MATERIAL FOR THIS EXERCISE ::
=-=-=

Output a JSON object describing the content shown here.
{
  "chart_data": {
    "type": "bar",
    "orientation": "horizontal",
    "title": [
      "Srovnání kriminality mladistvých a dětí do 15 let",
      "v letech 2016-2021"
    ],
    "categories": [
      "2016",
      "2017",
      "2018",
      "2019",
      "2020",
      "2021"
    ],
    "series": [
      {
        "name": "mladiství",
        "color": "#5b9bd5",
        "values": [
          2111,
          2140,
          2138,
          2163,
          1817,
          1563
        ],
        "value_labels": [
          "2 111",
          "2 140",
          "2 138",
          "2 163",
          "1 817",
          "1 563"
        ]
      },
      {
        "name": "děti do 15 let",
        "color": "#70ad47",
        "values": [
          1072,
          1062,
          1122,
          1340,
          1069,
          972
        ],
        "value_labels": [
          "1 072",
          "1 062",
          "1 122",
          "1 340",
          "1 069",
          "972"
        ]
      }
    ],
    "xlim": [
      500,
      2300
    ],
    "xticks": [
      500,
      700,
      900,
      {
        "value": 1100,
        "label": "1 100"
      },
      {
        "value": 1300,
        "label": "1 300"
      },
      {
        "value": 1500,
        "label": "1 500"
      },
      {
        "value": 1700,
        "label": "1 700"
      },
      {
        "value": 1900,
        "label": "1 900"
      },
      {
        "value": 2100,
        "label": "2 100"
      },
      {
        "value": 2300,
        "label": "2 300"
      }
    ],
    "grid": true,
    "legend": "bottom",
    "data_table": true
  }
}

=-=-=

PROMPT :: Retype every record above exactly as written.

THE REPLY ::
Output a JSON object describing the content shown here.
{
  "chart_data": {
    "type": "bar",
    "orientation": "horizontal",
    "title": [
      "Srovnání kriminality mladistvých a dětí do 15 let",
      "v letech 2016-2021"
    ],
    "categories": [
      "2016",
      "2017",
      "2018",
      "2019",
      "2020",
      "2021"
    ],
    "series": [
      {
        "name": "mladiství",
        "color": "#5b9bd5",
        "values": [
          2111,
          2140,
          2138,
          2163,
          1817,
          1563
        ],
        "value_labels": [
          "2 111",
          "2 140",
          "2 138",
          "2 163",
          "1 817",
          "1 563"
        ]
      },
      {
        "name": "děti do 15 let",
        "color": "#70ad47",
        "values": [
          1072,
          1062,
          1122,
          1340,
          1069,
          972
        ],
        "value_labels": [
          "1 072",
          "1 062",
          "1 122",
          "1 340",
          "1 069",
          "972"
        ]
      }
    ],
    "xlim": [
      500,
      2300
    ],
    "xticks": [
      500,
      700,
      900,
      {
        "value": 1100,
        "label": "1 100"
      },
      {
        "value": 1300,
        "label": "1 300"
      },
      {
        "value": 1500,
        "label": "1 500"
      },
      {
        "value": 1700,
        "label": "1 700"
      },
      {
        "value": 1900,
        "label": "1 900"
      },
      {
        "value": 2100,
        "label": "2 100"
      },
      {
        "value": 2300,
        "label": "2 300"
      }
    ],
    "grid": true,
    "legend": "bottom",
    "data_table": true
  }
}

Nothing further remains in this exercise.